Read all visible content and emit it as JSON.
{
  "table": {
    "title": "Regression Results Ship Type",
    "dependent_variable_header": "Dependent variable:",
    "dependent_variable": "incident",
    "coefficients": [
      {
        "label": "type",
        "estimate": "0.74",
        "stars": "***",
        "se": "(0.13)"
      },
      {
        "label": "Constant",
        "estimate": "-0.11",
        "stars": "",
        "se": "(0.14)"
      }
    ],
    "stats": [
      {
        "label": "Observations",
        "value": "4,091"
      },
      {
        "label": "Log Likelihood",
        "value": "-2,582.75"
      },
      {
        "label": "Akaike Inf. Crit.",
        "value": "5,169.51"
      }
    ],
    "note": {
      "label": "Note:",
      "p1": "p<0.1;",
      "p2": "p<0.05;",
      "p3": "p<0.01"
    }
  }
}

- Short problem
Write out each line of the data that holds the string "value".

- Correct output
        "value": "4,091"
        "value": "-2,582.75"
        "value": "5,169.51"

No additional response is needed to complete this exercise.